━━━ INFORMATION SUPPLIED

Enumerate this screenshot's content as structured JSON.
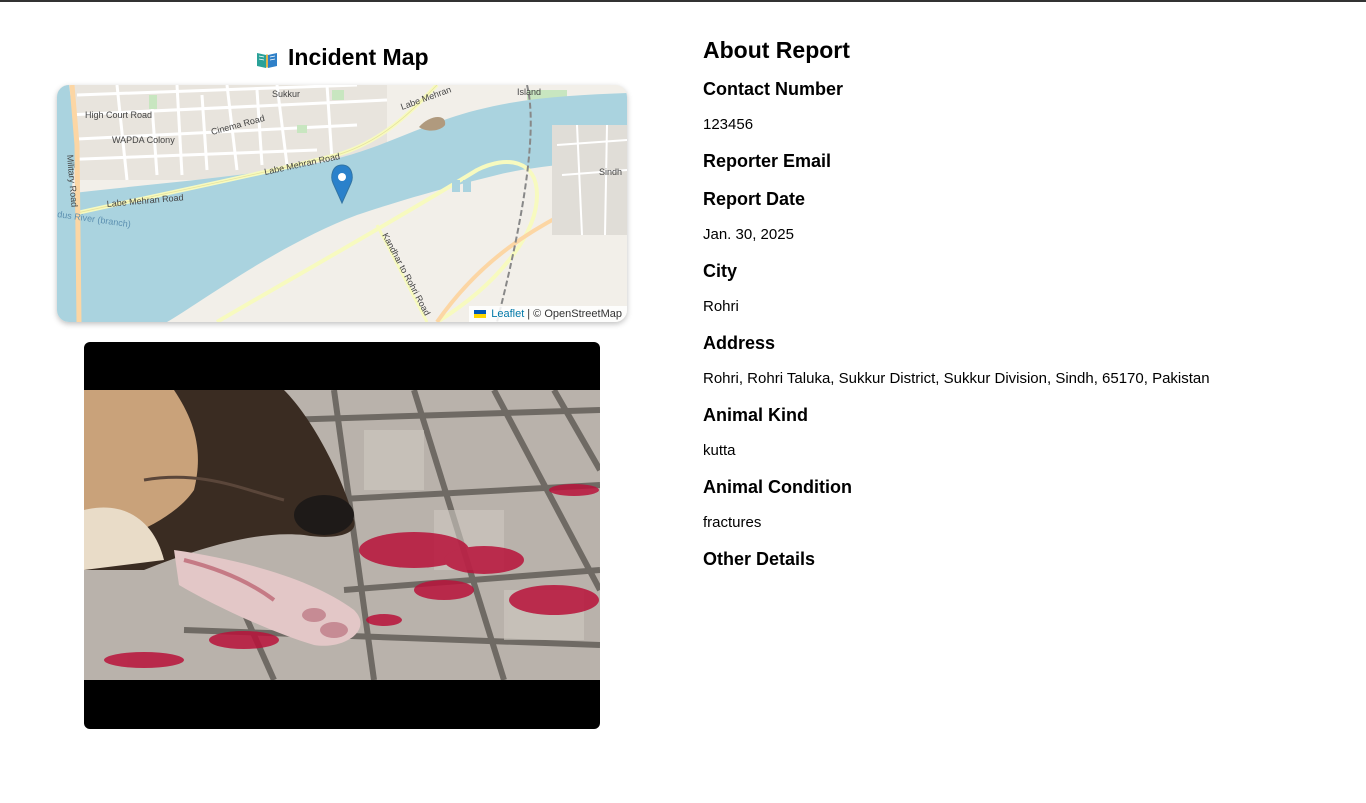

━━━━━━
━━━ INFORMATION SUPPLIED

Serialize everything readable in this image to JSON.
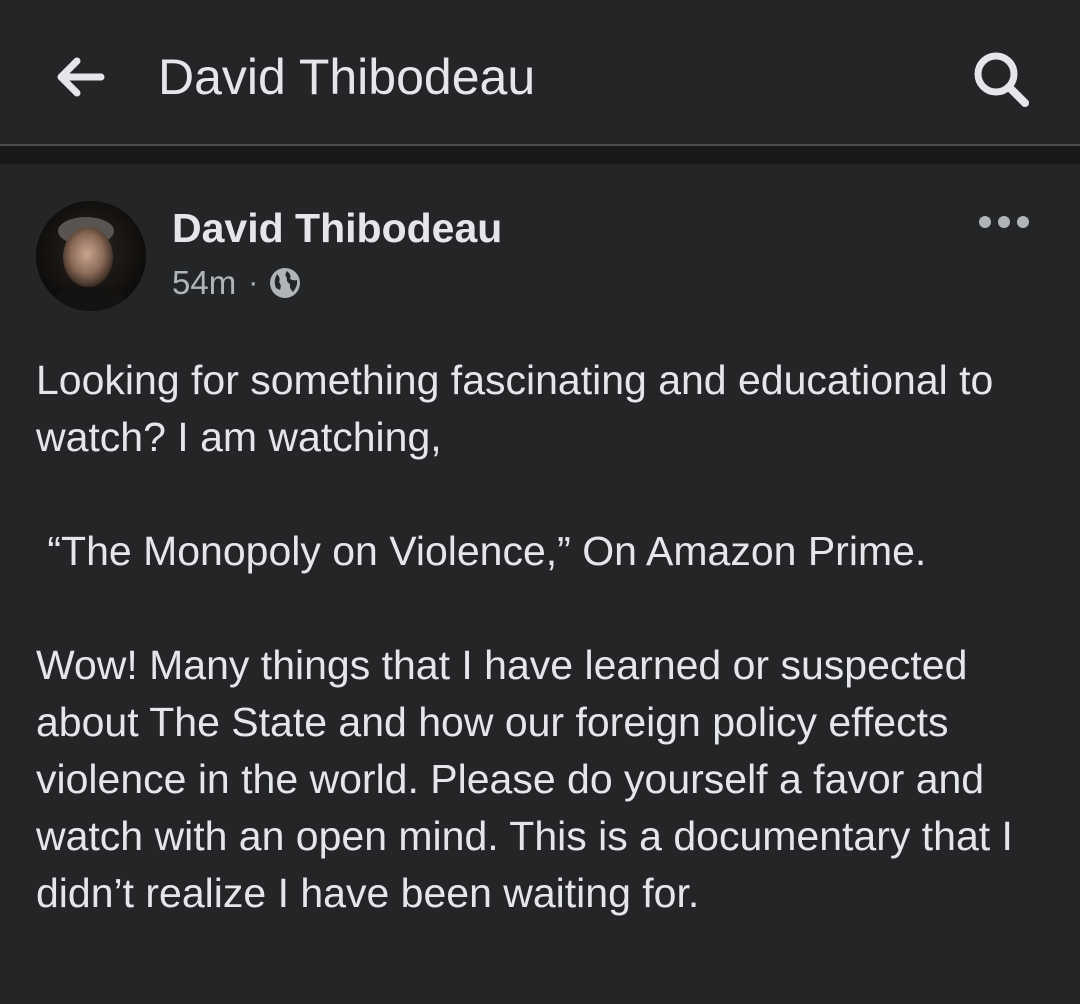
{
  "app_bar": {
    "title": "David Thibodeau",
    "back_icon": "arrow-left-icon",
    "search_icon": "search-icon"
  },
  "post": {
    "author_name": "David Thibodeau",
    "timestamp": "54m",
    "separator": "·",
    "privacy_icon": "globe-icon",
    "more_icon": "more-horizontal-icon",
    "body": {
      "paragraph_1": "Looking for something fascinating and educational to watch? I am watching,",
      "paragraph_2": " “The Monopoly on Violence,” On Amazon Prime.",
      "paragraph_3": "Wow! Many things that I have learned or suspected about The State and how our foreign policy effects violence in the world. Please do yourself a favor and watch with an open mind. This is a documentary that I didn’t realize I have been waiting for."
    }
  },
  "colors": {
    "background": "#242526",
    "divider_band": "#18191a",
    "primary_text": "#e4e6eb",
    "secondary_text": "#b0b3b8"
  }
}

━━━━━━
━━━ INFORMATION SUPPLIED

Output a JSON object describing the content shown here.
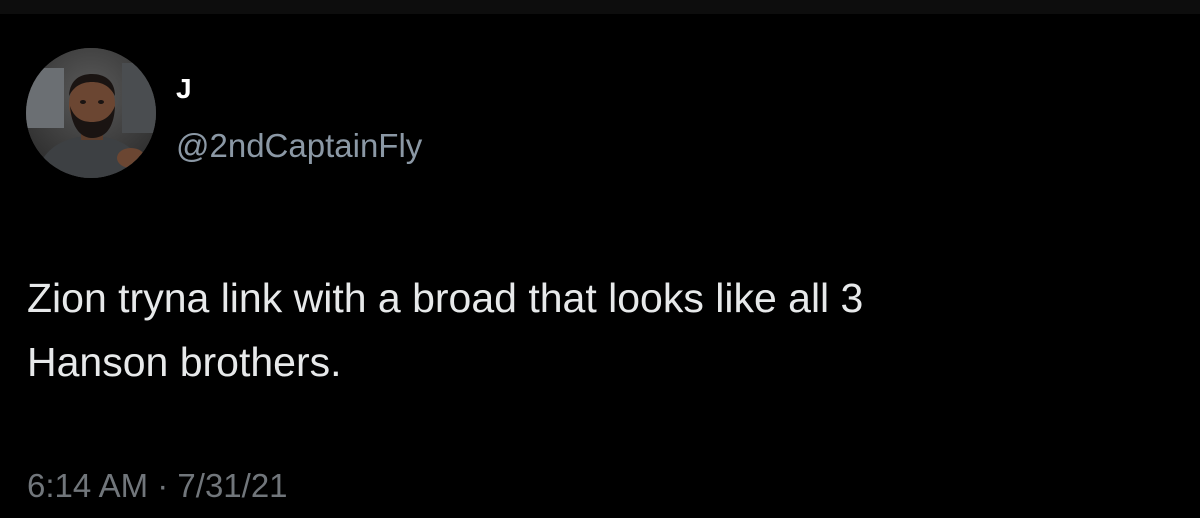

━━━━━━

#### [WHAT YOU WILL DO]
Copy each line above that contains the string "content".

#### [RESULT BELOW]
Enumerate this screenshot's content as structured JSON.
Output a JSON object describing the content shown here.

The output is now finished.